══ Source records ══

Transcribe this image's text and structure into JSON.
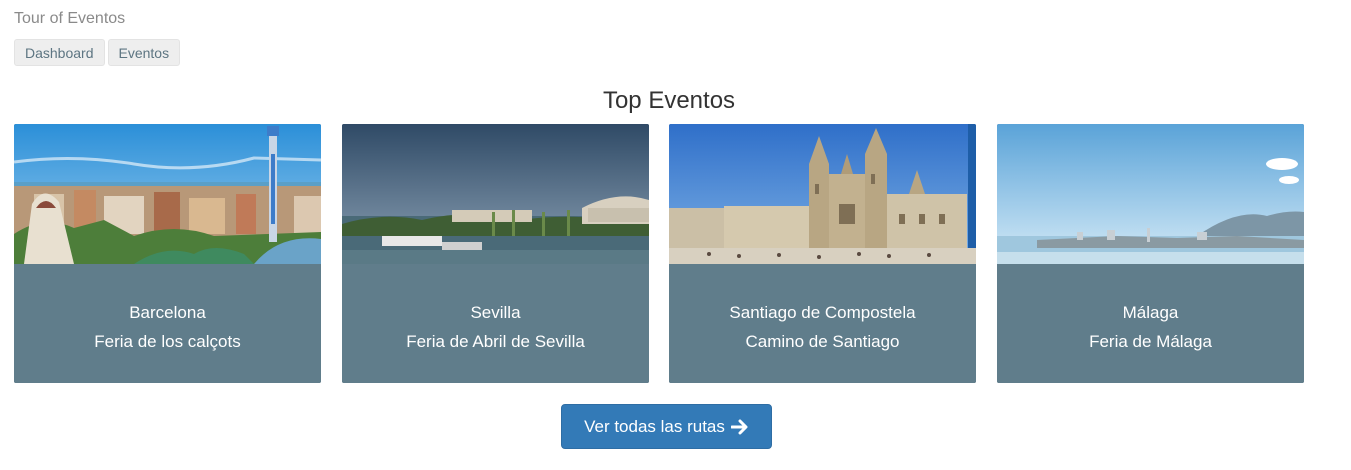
{
  "app": {
    "title": "Tour of Eventos"
  },
  "nav": {
    "items": [
      {
        "label": "Dashboard"
      },
      {
        "label": "Eventos"
      }
    ]
  },
  "main": {
    "heading": "Top Eventos",
    "cards": [
      {
        "city": "Barcelona",
        "event": "Feria de los calçots"
      },
      {
        "city": "Sevilla",
        "event": "Feria de Abril de Sevilla"
      },
      {
        "city": "Santiago de Compostela",
        "event": "Camino de Santiago"
      },
      {
        "city": "Málaga",
        "event": "Feria de Málaga"
      }
    ],
    "cta": {
      "label": "Ver todas las rutas",
      "icon": "arrow-right-icon"
    }
  },
  "colors": {
    "card_body": "#607d8b",
    "button_primary": "#337ab7",
    "nav_button_bg": "#eeeeee",
    "nav_button_text": "#5d7582"
  }
}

═══

Exercise task:
Show, from the listing above, each line that contains the word "Feria".

Output for this task:
        "event": "Feria de los calçots"
        "event": "Feria de Abril de Sevilla"
        "event": "Feria de Málaga"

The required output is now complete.